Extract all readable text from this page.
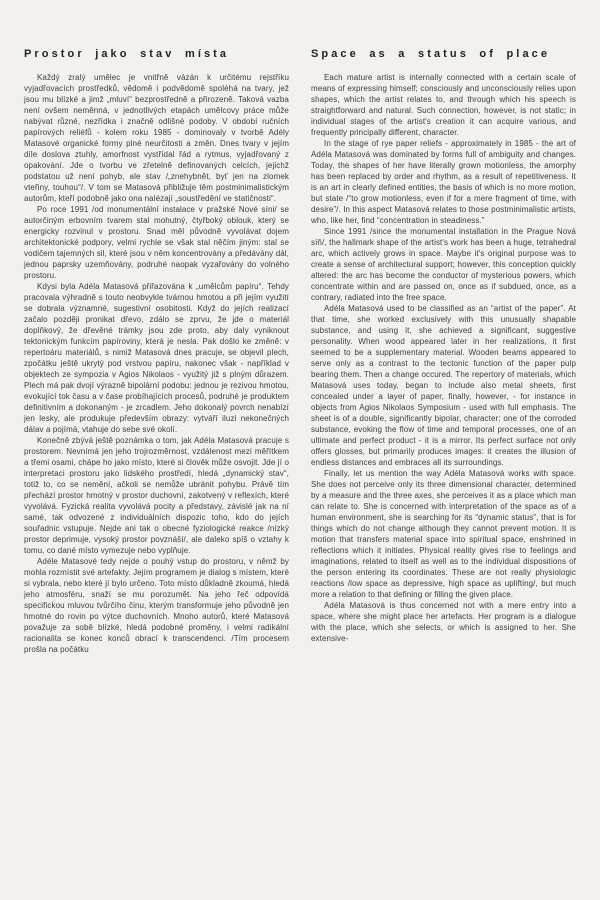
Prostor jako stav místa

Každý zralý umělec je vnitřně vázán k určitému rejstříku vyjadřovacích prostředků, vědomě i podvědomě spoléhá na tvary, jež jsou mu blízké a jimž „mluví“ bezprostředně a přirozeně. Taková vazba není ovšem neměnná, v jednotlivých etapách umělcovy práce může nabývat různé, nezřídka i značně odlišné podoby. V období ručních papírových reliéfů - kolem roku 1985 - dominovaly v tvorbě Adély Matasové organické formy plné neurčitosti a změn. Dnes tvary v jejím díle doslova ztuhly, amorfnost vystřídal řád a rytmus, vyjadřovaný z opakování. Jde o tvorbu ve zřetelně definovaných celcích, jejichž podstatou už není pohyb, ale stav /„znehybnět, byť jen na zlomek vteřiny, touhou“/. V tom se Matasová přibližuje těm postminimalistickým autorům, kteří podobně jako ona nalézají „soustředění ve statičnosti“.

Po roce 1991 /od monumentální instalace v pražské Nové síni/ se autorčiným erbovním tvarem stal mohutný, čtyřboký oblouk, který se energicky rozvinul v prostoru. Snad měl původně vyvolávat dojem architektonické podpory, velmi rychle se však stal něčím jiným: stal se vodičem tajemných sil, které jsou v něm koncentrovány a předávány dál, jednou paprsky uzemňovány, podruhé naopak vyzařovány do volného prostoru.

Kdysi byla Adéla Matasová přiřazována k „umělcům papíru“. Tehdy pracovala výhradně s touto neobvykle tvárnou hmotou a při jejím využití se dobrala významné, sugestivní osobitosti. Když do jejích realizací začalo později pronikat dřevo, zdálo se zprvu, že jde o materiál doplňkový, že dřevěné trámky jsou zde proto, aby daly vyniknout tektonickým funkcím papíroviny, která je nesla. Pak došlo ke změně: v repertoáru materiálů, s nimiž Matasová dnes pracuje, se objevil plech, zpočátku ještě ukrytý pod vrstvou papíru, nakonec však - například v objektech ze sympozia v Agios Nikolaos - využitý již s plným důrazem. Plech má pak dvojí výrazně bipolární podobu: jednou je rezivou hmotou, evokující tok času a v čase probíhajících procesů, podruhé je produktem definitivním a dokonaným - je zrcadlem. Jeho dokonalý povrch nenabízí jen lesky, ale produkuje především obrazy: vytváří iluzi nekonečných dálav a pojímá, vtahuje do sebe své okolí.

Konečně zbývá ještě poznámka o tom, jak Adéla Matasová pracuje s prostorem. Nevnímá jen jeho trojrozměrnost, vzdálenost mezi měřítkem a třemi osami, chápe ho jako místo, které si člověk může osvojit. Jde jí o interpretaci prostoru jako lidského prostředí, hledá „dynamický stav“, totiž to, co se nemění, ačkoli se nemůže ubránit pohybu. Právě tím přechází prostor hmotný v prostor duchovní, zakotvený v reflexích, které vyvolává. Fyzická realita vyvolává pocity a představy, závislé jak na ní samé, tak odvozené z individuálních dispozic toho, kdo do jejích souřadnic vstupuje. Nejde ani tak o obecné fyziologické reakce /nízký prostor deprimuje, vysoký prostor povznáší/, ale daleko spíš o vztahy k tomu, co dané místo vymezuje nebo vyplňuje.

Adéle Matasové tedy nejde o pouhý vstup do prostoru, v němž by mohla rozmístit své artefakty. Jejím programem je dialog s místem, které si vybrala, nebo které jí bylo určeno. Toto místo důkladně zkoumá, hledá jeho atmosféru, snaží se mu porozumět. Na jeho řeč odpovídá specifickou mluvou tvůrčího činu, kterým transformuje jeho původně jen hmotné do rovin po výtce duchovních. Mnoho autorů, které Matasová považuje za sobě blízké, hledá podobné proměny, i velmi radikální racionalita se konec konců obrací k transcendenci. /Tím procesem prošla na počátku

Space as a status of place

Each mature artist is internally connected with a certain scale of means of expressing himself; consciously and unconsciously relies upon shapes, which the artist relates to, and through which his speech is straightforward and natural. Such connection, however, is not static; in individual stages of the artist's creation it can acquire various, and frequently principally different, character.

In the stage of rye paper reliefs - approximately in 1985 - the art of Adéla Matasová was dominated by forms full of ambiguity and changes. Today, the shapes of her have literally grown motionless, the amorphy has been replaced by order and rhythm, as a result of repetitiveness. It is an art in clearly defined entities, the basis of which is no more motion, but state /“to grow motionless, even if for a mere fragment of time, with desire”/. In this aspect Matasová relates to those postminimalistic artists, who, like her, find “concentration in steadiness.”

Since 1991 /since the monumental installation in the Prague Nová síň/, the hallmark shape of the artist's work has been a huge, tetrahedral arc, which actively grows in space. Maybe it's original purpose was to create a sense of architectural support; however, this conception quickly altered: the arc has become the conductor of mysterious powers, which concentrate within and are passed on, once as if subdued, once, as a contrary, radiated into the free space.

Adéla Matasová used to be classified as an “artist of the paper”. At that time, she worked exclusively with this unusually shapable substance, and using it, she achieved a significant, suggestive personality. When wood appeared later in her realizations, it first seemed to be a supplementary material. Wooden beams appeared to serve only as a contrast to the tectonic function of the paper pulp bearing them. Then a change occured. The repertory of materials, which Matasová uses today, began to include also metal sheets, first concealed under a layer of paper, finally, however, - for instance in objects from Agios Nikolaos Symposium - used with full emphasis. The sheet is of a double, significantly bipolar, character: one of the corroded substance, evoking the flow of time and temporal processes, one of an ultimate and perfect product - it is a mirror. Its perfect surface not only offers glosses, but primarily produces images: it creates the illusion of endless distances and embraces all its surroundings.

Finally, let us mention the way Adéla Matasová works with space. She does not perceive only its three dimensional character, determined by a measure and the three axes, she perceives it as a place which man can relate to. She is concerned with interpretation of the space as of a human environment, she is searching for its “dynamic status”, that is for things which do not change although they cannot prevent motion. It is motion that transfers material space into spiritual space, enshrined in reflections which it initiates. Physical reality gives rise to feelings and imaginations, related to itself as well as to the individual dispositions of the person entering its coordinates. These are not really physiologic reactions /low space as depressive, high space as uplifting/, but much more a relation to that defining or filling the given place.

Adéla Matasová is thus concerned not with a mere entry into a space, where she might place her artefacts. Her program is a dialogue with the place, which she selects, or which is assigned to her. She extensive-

» Aim: Write the entries above out in full, exactly, with no images.

» The response:
Extract all readable text from this page.
Prostor jako stav místa

Každý zralý umělec je vnitřně vázán k určitému rejstříku vyjadřovacích prostředků, vědomě i podvědomě spoléhá na tvary, jež jsou mu blízké a jimž „mluví“ bezprostředně a přirozeně. Taková vazba není ovšem neměnná, v jednotlivých etapách umělcovy práce může nabývat různé, nezřídka i značně odlišné podoby. V období ručních papírových reliéfů - kolem roku 1985 - dominovaly v tvorbě Adély Matasové organické formy plné neurčitosti a změn. Dnes tvary v jejím díle doslova ztuhly, amorfnost vystřídal řád a rytmus, vyjadřovaný z opakování. Jde o tvorbu ve zřetelně definovaných celcích, jejichž podstatou už není pohyb, ale stav /„znehybnět, byť jen na zlomek vteřiny, touhou“/. V tom se Matasová přibližuje těm postminimalistickým autorům, kteří podobně jako ona nalézají „soustředění ve statičnosti“.

Po roce 1991 /od monumentální instalace v pražské Nové síni/ se autorčiným erbovním tvarem stal mohutný, čtyřboký oblouk, který se energicky rozvinul v prostoru. Snad měl původně vyvolávat dojem architektonické podpory, velmi rychle se však stal něčím jiným: stal se vodičem tajemných sil, které jsou v něm koncentrovány a předávány dál, jednou paprsky uzemňovány, podruhé naopak vyzařovány do volného prostoru.

Kdysi byla Adéla Matasová přiřazována k „umělcům papíru“. Tehdy pracovala výhradně s touto neobvykle tvárnou hmotou a při jejím využití se dobrala významné, sugestivní osobitosti. Když do jejích realizací začalo později pronikat dřevo, zdálo se zprvu, že jde o materiál doplňkový, že dřevěné trámky jsou zde proto, aby daly vyniknout tektonickým funkcím papíroviny, která je nesla. Pak došlo ke změně: v repertoáru materiálů, s nimiž Matasová dnes pracuje, se objevil plech, zpočátku ještě ukrytý pod vrstvou papíru, nakonec však - například v objektech ze sympozia v Agios Nikolaos - využitý již s plným důrazem. Plech má pak dvojí výrazně bipolární podobu: jednou je rezivou hmotou, evokující tok času a v čase probíhajících procesů, podruhé je produktem definitivním a dokonaným - je zrcadlem. Jeho dokonalý povrch nenabízí jen lesky, ale produkuje především obrazy: vytváří iluzi nekonečných dálav a pojímá, vtahuje do sebe své okolí.

Konečně zbývá ještě poznámka o tom, jak Adéla Matasová pracuje s prostorem. Nevnímá jen jeho trojrozměrnost, vzdálenost mezi měřítkem a třemi osami, chápe ho jako místo, které si člověk může osvojit. Jde jí o interpretaci prostoru jako lidského prostředí, hledá „dynamický stav“, totiž to, co se nemění, ačkoli se nemůže ubránit pohybu. Právě tím přechází prostor hmotný v prostor duchovní, zakotvený v reflexích, které vyvolává. Fyzická realita vyvolává pocity a představy, závislé jak na ní samé, tak odvozené z individuálních dispozic toho, kdo do jejích souřadnic vstupuje. Nejde ani tak o obecné fyziologické reakce /nízký prostor deprimuje, vysoký prostor povznáší/, ale daleko spíš o vztahy k tomu, co dané místo vymezuje nebo vyplňuje.

Adéle Matasové tedy nejde o pouhý vstup do prostoru, v němž by mohla rozmístit své artefakty. Jejím programem je dialog s místem, které si vybrala, nebo které jí bylo určeno. Toto místo důkladně zkoumá, hledá jeho atmosféru, snaží se mu porozumět. Na jeho řeč odpovídá specifickou mluvou tvůrčího činu, kterým transformuje jeho původně jen hmotné do rovin po výtce duchovních. Mnoho autorů, které Matasová považuje za sobě blízké, hledá podobné proměny, i velmi radikální racionalita se konec konců obrací k transcendenci. /Tím procesem prošla na počátku

Space as a status of place

Each mature artist is internally connected with a certain scale of means of expressing himself; consciously and unconsciously relies upon shapes, which the artist relates to, and through which his speech is straightforward and natural. Such connection, however, is not static; in individual stages of the artist's creation it can acquire various, and frequently principally different, character.

In the stage of rye paper reliefs - approximately in 1985 - the art of Adéla Matasová was dominated by forms full of ambiguity and changes. Today, the shapes of her have literally grown motionless, the amorphy has been replaced by order and rhythm, as a result of repetitiveness. It is an art in clearly defined entities, the basis of which is no more motion, but state /“to grow motionless, even if for a mere fragment of time, with desire”/. In this aspect Matasová relates to those postminimalistic artists, who, like her, find “concentration in steadiness.”

Since 1991 /since the monumental installation in the Prague Nová síň/, the hallmark shape of the artist's work has been a huge, tetrahedral arc, which actively grows in space. Maybe it's original purpose was to create a sense of architectural support; however, this conception quickly altered: the arc has become the conductor of mysterious powers, which concentrate within and are passed on, once as if subdued, once, as a contrary, radiated into the free space.

Adéla Matasová used to be classified as an “artist of the paper”. At that time, she worked exclusively with this unusually shapable substance, and using it, she achieved a significant, suggestive personality. When wood appeared later in her realizations, it first seemed to be a supplementary material. Wooden beams appeared to serve only as a contrast to the tectonic function of the paper pulp bearing them. Then a change occured. The repertory of materials, which Matasová uses today, began to include also metal sheets, first concealed under a layer of paper, finally, however, - for instance in objects from Agios Nikolaos Symposium - used with full emphasis. The sheet is of a double, significantly bipolar, character: one of the corroded substance, evoking the flow of time and temporal processes, one of an ultimate and perfect product - it is a mirror. Its perfect surface not only offers glosses, but primarily produces images: it creates the illusion of endless distances and embraces all its surroundings.

Finally, let us mention the way Adéla Matasová works with space. She does not perceive only its three dimensional character, determined by a measure and the three axes, she perceives it as a place which man can relate to. She is concerned with interpretation of the space as of a human environment, she is searching for its “dynamic status”, that is for things which do not change although they cannot prevent motion. It is motion that transfers material space into spiritual space, enshrined in reflections which it initiates. Physical reality gives rise to feelings and imaginations, related to itself as well as to the individual dispositions of the person entering its coordinates. These are not really physiologic reactions /low space as depressive, high space as uplifting/, but much more a relation to that defining or filling the given place.

Adéla Matasová is thus concerned not with a mere entry into a space, where she might place her artefacts. Her program is a dialogue with the place, which she selects, or which is assigned to her. She extensive-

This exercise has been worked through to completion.